### What needs to be done
Nothing but the lines from the one with "Transcribe the text in this document." to the final line should be returned, each exactly as it appears.

□ □ □ □ □ □ □

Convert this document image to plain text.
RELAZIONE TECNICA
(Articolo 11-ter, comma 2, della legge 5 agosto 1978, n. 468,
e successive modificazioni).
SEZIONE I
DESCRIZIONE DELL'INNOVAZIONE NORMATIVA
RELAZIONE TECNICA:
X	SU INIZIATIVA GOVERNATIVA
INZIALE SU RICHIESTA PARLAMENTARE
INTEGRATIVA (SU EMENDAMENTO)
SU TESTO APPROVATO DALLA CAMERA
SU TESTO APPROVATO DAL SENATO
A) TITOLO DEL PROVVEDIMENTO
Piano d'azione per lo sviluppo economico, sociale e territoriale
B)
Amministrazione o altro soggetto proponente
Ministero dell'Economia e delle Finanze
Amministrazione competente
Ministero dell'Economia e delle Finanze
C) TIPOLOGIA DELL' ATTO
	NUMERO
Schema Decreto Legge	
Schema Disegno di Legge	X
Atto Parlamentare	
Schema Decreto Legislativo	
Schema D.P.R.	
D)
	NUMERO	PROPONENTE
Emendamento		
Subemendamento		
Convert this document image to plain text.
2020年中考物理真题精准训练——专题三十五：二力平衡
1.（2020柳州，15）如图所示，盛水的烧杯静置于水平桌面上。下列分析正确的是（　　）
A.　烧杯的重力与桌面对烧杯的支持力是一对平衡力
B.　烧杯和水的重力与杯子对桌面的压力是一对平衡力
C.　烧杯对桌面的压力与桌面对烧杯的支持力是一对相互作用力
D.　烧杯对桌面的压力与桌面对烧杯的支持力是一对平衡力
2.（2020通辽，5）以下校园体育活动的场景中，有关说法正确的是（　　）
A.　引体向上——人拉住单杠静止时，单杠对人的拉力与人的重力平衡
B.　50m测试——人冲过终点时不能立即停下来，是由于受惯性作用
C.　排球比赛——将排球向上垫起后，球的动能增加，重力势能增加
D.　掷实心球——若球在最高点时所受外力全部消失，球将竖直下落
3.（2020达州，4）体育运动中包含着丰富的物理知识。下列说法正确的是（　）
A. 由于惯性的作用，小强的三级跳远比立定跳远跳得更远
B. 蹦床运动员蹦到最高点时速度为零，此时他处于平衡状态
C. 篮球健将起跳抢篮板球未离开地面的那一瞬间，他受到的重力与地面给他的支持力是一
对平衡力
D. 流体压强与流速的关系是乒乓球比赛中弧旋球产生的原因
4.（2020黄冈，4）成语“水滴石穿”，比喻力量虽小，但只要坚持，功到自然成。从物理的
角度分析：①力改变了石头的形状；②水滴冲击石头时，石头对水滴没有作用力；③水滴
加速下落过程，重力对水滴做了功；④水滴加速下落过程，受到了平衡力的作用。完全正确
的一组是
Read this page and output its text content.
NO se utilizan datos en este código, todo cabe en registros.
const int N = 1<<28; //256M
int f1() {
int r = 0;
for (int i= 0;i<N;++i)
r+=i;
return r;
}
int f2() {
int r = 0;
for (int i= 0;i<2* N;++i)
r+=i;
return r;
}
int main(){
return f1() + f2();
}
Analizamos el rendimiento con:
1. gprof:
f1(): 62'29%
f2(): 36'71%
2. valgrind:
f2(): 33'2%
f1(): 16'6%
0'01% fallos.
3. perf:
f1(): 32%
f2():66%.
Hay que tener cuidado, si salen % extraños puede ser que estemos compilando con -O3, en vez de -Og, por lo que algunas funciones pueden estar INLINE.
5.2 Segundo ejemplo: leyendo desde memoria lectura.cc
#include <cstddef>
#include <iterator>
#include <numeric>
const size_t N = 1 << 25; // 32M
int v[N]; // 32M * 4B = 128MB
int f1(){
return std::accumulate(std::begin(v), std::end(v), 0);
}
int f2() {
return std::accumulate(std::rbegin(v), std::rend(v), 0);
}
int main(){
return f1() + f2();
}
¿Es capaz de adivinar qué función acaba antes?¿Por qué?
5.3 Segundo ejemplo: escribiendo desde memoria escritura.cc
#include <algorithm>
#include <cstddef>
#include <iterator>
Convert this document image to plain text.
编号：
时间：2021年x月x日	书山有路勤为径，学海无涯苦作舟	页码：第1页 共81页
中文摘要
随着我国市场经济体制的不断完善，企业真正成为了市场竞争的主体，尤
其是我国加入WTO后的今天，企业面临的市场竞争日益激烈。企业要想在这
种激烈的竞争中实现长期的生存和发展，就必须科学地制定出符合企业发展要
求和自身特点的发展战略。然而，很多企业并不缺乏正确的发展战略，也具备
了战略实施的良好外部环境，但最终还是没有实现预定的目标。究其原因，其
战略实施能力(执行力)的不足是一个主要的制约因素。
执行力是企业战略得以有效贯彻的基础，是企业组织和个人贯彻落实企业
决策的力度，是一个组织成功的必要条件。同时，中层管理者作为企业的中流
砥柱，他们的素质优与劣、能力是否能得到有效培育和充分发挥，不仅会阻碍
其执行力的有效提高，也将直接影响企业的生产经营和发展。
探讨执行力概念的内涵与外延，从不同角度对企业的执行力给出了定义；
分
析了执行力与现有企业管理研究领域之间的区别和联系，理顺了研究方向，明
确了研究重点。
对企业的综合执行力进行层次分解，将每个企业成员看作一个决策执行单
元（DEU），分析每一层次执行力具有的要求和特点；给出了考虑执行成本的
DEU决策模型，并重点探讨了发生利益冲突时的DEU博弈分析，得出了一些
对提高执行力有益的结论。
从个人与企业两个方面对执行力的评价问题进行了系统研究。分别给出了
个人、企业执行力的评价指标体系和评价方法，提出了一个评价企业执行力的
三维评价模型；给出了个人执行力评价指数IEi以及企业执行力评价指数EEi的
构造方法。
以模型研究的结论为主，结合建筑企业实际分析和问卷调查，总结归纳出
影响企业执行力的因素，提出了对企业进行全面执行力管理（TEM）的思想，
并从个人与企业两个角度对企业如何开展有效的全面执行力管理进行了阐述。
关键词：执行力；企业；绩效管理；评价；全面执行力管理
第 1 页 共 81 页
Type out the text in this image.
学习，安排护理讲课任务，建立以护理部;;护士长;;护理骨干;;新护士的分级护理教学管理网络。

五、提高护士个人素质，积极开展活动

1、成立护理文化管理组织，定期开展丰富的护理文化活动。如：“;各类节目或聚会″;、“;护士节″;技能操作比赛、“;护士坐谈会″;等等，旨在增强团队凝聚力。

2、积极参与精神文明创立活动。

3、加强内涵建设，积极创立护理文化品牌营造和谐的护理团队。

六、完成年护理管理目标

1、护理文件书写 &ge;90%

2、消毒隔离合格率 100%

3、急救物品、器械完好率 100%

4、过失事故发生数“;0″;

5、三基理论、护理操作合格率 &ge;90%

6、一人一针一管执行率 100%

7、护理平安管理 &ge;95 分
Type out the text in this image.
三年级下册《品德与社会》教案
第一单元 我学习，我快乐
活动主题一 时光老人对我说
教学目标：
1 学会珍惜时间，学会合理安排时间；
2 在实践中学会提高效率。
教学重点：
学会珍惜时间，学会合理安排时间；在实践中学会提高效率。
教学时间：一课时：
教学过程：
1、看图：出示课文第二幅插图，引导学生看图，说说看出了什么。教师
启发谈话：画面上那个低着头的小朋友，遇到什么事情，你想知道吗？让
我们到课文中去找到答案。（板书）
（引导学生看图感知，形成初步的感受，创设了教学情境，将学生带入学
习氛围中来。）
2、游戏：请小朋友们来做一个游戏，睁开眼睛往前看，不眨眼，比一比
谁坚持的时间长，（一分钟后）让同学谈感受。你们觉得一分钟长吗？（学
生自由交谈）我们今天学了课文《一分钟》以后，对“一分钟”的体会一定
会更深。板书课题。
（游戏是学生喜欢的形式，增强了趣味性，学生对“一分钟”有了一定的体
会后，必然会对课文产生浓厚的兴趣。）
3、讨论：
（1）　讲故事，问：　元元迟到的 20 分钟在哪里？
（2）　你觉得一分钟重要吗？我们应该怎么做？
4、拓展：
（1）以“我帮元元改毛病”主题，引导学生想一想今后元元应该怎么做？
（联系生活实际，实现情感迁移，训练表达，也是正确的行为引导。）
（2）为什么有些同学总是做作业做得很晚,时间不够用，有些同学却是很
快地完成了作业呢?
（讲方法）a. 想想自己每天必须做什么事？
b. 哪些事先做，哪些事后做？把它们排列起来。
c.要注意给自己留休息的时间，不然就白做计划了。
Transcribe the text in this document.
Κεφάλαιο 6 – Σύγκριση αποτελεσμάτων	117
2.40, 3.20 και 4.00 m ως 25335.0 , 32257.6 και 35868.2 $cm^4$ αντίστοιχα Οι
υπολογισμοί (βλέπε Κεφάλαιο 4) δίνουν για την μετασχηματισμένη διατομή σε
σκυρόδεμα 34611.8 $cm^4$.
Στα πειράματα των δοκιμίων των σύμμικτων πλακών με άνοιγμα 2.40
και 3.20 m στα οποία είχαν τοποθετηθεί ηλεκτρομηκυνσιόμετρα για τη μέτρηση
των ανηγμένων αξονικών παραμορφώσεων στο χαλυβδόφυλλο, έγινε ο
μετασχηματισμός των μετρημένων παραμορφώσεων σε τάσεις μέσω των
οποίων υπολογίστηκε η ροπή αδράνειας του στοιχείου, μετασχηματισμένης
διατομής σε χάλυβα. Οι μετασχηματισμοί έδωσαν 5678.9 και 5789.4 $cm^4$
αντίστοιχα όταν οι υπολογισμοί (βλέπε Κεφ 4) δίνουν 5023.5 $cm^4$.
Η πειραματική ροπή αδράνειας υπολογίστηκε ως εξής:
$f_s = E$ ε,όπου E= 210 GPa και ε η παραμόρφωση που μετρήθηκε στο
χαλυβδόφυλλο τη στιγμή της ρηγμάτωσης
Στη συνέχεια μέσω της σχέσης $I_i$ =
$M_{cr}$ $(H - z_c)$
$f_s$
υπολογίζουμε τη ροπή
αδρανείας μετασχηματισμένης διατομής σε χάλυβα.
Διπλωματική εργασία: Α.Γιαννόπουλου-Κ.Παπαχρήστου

□ □ □ □ □ □ □

### Answer to the problem
Transcribe the text in this document.
Κεφάλαιο 6 – Σύγκριση αποτελεσμάτων	117
2.40, 3.20 και 4.00 m ως 25335.0 , 32257.6 και 35868.2 $cm^4$ αντίστοιχα Οι
υπολογισμοί (βλέπε Κεφάλαιο 4) δίνουν για την μετασχηματισμένη διατομή σε
σκυρόδεμα 34611.8 $cm^4$.
Στα πειράματα των δοκιμίων των σύμμικτων πλακών με άνοιγμα 2.40
και 3.20 m στα οποία είχαν τοποθετηθεί ηλεκτρομηκυνσιόμετρα για τη μέτρηση
των ανηγμένων αξονικών παραμορφώσεων στο χαλυβδόφυλλο, έγινε ο
μετασχηματισμός των μετρημένων παραμορφώσεων σε τάσεις μέσω των
οποίων υπολογίστηκε η ροπή αδράνειας του στοιχείου, μετασχηματισμένης
διατομής σε χάλυβα. Οι μετασχηματισμοί έδωσαν 5678.9 και 5789.4 $cm^4$
αντίστοιχα όταν οι υπολογισμοί (βλέπε Κεφ 4) δίνουν 5023.5 $cm^4$.
Η πειραματική ροπή αδράνειας υπολογίστηκε ως εξής:
$f_s = E$ ε,όπου E= 210 GPa και ε η παραμόρφωση που μετρήθηκε στο
χαλυβδόφυλλο τη στιγμή της ρηγμάτωσης
Στη συνέχεια μέσω της σχέσης $I_i$ =
$M_{cr}$ $(H - z_c)$
$f_s$
υπολογίζουμε τη ροπή
αδρανείας μετασχηματισμένης διατομής σε χάλυβα.
Διπλωματική εργασία: Α.Γιαννόπουλου-Κ.Παπαχρήστου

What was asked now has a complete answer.